Supplied data
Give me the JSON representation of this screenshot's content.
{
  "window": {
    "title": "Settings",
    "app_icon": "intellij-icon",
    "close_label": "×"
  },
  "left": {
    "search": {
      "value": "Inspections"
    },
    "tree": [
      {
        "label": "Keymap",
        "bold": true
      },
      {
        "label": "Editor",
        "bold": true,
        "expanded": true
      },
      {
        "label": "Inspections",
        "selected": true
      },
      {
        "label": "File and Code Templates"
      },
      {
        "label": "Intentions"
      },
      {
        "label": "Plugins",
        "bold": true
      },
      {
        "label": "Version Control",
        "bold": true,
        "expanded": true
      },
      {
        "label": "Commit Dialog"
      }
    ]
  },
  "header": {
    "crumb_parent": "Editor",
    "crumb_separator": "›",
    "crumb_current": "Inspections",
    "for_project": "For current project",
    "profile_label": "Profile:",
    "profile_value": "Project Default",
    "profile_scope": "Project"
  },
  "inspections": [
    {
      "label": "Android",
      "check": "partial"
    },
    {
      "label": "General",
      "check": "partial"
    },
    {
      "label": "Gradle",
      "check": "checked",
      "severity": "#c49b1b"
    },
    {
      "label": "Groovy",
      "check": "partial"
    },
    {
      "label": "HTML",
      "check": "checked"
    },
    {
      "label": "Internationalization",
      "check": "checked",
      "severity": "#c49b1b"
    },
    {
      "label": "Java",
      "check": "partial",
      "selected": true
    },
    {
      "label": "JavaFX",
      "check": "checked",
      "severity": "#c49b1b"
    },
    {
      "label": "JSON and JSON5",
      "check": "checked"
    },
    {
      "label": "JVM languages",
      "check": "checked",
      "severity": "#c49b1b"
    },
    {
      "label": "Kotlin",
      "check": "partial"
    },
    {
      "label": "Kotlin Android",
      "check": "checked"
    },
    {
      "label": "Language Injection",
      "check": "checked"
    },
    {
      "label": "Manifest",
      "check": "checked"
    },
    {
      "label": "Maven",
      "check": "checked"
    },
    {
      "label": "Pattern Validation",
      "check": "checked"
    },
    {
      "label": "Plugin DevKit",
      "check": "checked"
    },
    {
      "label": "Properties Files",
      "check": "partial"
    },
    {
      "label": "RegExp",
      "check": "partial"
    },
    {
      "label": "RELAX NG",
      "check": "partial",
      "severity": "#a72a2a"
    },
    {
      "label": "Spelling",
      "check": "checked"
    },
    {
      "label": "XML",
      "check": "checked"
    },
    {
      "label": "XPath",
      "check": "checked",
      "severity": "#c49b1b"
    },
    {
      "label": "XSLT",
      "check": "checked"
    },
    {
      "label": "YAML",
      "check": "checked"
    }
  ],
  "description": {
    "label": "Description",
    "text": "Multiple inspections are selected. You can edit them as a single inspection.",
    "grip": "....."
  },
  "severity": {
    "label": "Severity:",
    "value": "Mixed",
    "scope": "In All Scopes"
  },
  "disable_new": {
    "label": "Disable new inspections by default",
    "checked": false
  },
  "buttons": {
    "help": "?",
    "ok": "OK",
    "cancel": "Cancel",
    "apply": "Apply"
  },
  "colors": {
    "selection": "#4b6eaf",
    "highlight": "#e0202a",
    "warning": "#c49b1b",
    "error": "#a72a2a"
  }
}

Task details
Return all the data above once more, precisely as given.

Answer to this task
Give me the JSON representation of this screenshot's content.
{
  "window": {
    "title": "Settings",
    "app_icon": "intellij-icon",
    "close_label": "×"
  },
  "left": {
    "search": {
      "value": "Inspections"
    },
    "tree": [
      {
        "label": "Keymap",
        "bold": true
      },
      {
        "label": "Editor",
        "bold": true,
        "expanded": true
      },
      {
        "label": "Inspections",
        "selected": true
      },
      {
        "label": "File and Code Templates"
      },
      {
        "label": "Intentions"
      },
      {
        "label": "Plugins",
        "bold": true
      },
      {
        "label": "Version Control",
        "bold": true,
        "expanded": true
      },
      {
        "label": "Commit Dialog"
      }
    ]
  },
  "header": {
    "crumb_parent": "Editor",
    "crumb_separator": "›",
    "crumb_current": "Inspections",
    "for_project": "For current project",
    "profile_label": "Profile:",
    "profile_value": "Project Default",
    "profile_scope": "Project"
  },
  "inspections": [
    {
      "label": "Android",
      "check": "partial"
    },
    {
      "label": "General",
      "check": "partial"
    },
    {
      "label": "Gradle",
      "check": "checked",
      "severity": "#c49b1b"
    },
    {
      "label": "Groovy",
      "check": "partial"
    },
    {
      "label": "HTML",
      "check": "checked"
    },
    {
      "label": "Internationalization",
      "check": "checked",
      "severity": "#c49b1b"
    },
    {
      "label": "Java",
      "check": "partial",
      "selected": true
    },
    {
      "label": "JavaFX",
      "check": "checked",
      "severity": "#c49b1b"
    },
    {
      "label": "JSON and JSON5",
      "check": "checked"
    },
    {
      "label": "JVM languages",
      "check": "checked",
      "severity": "#c49b1b"
    },
    {
      "label": "Kotlin",
      "check": "partial"
    },
    {
      "label": "Kotlin Android",
      "check": "checked"
    },
    {
      "label": "Language Injection",
      "check": "checked"
    },
    {
      "label": "Manifest",
      "check": "checked"
    },
    {
      "label": "Maven",
      "check": "checked"
    },
    {
      "label": "Pattern Validation",
      "check": "checked"
    },
    {
      "label": "Plugin DevKit",
      "check": "checked"
    },
    {
      "label": "Properties Files",
      "check": "partial"
    },
    {
      "label": "RegExp",
      "check": "partial"
    },
    {
      "label": "RELAX NG",
      "check": "partial",
      "severity": "#a72a2a"
    },
    {
      "label": "Spelling",
      "check": "checked"
    },
    {
      "label": "XML",
      "check": "checked"
    },
    {
      "label": "XPath",
      "check": "checked",
      "severity": "#c49b1b"
    },
    {
      "label": "XSLT",
      "check": "checked"
    },
    {
      "label": "YAML",
      "check": "checked"
    }
  ],
  "description": {
    "label": "Description",
    "text": "Multiple inspections are selected. You can edit them as a single inspection.",
    "grip": "....."
  },
  "severity": {
    "label": "Severity:",
    "value": "Mixed",
    "scope": "In All Scopes"
  },
  "disable_new": {
    "label": "Disable new inspections by default",
    "checked": false
  },
  "buttons": {
    "help": "?",
    "ok": "OK",
    "cancel": "Cancel",
    "apply": "Apply"
  },
  "colors": {
    "selection": "#4b6eaf",
    "highlight": "#e0202a",
    "warning": "#c49b1b",
    "error": "#a72a2a"
  }
}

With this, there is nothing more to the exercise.